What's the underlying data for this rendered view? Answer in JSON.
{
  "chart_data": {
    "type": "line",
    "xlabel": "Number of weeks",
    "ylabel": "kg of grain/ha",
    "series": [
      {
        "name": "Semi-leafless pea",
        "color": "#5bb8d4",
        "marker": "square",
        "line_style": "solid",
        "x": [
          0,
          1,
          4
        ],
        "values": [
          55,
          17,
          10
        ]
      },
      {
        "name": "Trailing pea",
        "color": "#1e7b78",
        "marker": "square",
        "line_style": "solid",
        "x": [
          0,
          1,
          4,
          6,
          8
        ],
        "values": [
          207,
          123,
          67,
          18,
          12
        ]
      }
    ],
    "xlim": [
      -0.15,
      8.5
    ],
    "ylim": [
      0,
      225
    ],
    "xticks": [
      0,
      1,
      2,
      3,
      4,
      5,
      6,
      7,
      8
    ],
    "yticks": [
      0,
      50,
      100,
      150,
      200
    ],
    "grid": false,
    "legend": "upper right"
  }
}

[Task instructions]:
Your task is to reproduce the whole listing exactly.

[Full answer]:
What's the underlying data for this rendered view? Answer in JSON.
{
  "chart_data": {
    "type": "line",
    "xlabel": "Number of weeks",
    "ylabel": "kg of grain/ha",
    "series": [
      {
        "name": "Semi-leafless pea",
        "color": "#5bb8d4",
        "marker": "square",
        "line_style": "solid",
        "x": [
          0,
          1,
          4
        ],
        "values": [
          55,
          17,
          10
        ]
      },
      {
        "name": "Trailing pea",
        "color": "#1e7b78",
        "marker": "square",
        "line_style": "solid",
        "x": [
          0,
          1,
          4,
          6,
          8
        ],
        "values": [
          207,
          123,
          67,
          18,
          12
        ]
      }
    ],
    "xlim": [
      -0.15,
      8.5
    ],
    "ylim": [
      0,
      225
    ],
    "xticks": [
      0,
      1,
      2,
      3,
      4,
      5,
      6,
      7,
      8
    ],
    "yticks": [
      0,
      50,
      100,
      150,
      200
    ],
    "grid": false,
    "legend": "upper right"
  }
}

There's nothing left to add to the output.